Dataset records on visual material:
........

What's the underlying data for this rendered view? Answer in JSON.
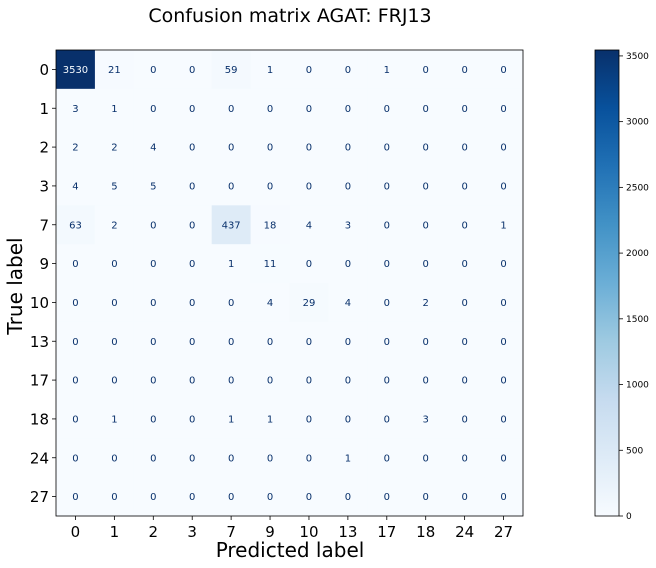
{
  "chart_data": {
    "type": "heatmap",
    "title": "Confusion matrix AGAT: FRJ13",
    "xlabel": "Predicted label",
    "ylabel": "True label",
    "x_labels": [
      "0",
      "1",
      "2",
      "3",
      "7",
      "9",
      "10",
      "13",
      "17",
      "18",
      "24",
      "27"
    ],
    "y_labels": [
      "0",
      "1",
      "2",
      "3",
      "7",
      "9",
      "10",
      "13",
      "17",
      "18",
      "24",
      "27"
    ],
    "values": [
      [
        3530,
        21,
        0,
        0,
        59,
        1,
        0,
        0,
        1,
        0,
        0,
        0
      ],
      [
        3,
        1,
        0,
        0,
        0,
        0,
        0,
        0,
        0,
        0,
        0,
        0
      ],
      [
        2,
        2,
        4,
        0,
        0,
        0,
        0,
        0,
        0,
        0,
        0,
        0
      ],
      [
        4,
        5,
        5,
        0,
        0,
        0,
        0,
        0,
        0,
        0,
        0,
        0
      ],
      [
        63,
        2,
        0,
        0,
        437,
        18,
        4,
        3,
        0,
        0,
        0,
        1
      ],
      [
        0,
        0,
        0,
        0,
        1,
        11,
        0,
        0,
        0,
        0,
        0,
        0
      ],
      [
        0,
        0,
        0,
        0,
        0,
        4,
        29,
        4,
        0,
        2,
        0,
        0
      ],
      [
        0,
        0,
        0,
        0,
        0,
        0,
        0,
        0,
        0,
        0,
        0,
        0
      ],
      [
        0,
        0,
        0,
        0,
        0,
        0,
        0,
        0,
        0,
        0,
        0,
        0
      ],
      [
        0,
        1,
        0,
        0,
        1,
        1,
        0,
        0,
        0,
        3,
        0,
        0
      ],
      [
        0,
        0,
        0,
        0,
        0,
        0,
        0,
        1,
        0,
        0,
        0,
        0
      ],
      [
        0,
        0,
        0,
        0,
        0,
        0,
        0,
        0,
        0,
        0,
        0,
        0
      ]
    ],
    "colormap": "Blues",
    "vmin": 0,
    "vmax": 3530,
    "colorbar_ticks": [
      0,
      500,
      1000,
      1500,
      2000,
      2500,
      3000,
      3500
    ],
    "colorbar_tick_labels": [
      "0",
      "500",
      "1000",
      "1500",
      "2000",
      "2500",
      "3000",
      "3500"
    ],
    "colors": {
      "low": "#f7fbff",
      "high": "#08306b",
      "text_dark": "#08306b",
      "text_light": "#f7fbff"
    },
    "grid": false
  }
}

........

■ TASK DETAILS
Output the records above exactly as they are, leaving out the pictures.

■ EXERCISE OUTPUT
What's the underlying data for this rendered view? Answer in JSON.
{
  "chart_data": {
    "type": "heatmap",
    "title": "Confusion matrix AGAT: FRJ13",
    "xlabel": "Predicted label",
    "ylabel": "True label",
    "x_labels": [
      "0",
      "1",
      "2",
      "3",
      "7",
      "9",
      "10",
      "13",
      "17",
      "18",
      "24",
      "27"
    ],
    "y_labels": [
      "0",
      "1",
      "2",
      "3",
      "7",
      "9",
      "10",
      "13",
      "17",
      "18",
      "24",
      "27"
    ],
    "values": [
      [
        3530,
        21,
        0,
        0,
        59,
        1,
        0,
        0,
        1,
        0,
        0,
        0
      ],
      [
        3,
        1,
        0,
        0,
        0,
        0,
        0,
        0,
        0,
        0,
        0,
        0
      ],
      [
        2,
        2,
        4,
        0,
        0,
        0,
        0,
        0,
        0,
        0,
        0,
        0
      ],
      [
        4,
        5,
        5,
        0,
        0,
        0,
        0,
        0,
        0,
        0,
        0,
        0
      ],
      [
        63,
        2,
        0,
        0,
        437,
        18,
        4,
        3,
        0,
        0,
        0,
        1
      ],
      [
        0,
        0,
        0,
        0,
        1,
        11,
        0,
        0,
        0,
        0,
        0,
        0
      ],
      [
        0,
        0,
        0,
        0,
        0,
        4,
        29,
        4,
        0,
        2,
        0,
        0
      ],
      [
        0,
        0,
        0,
        0,
        0,
        0,
        0,
        0,
        0,
        0,
        0,
        0
      ],
      [
        0,
        0,
        0,
        0,
        0,
        0,
        0,
        0,
        0,
        0,
        0,
        0
      ],
      [
        0,
        1,
        0,
        0,
        1,
        1,
        0,
        0,
        0,
        3,
        0,
        0
      ],
      [
        0,
        0,
        0,
        0,
        0,
        0,
        0,
        1,
        0,
        0,
        0,
        0
      ],
      [
        0,
        0,
        0,
        0,
        0,
        0,
        0,
        0,
        0,
        0,
        0,
        0
      ]
    ],
    "colormap": "Blues",
    "vmin": 0,
    "vmax": 3530,
    "colorbar_ticks": [
      0,
      500,
      1000,
      1500,
      2000,
      2500,
      3000,
      3500
    ],
    "colorbar_tick_labels": [
      "0",
      "500",
      "1000",
      "1500",
      "2000",
      "2500",
      "3000",
      "3500"
    ],
    "colors": {
      "low": "#f7fbff",
      "high": "#08306b",
      "text_dark": "#08306b",
      "text_light": "#f7fbff"
    },
    "grid": false
  }
}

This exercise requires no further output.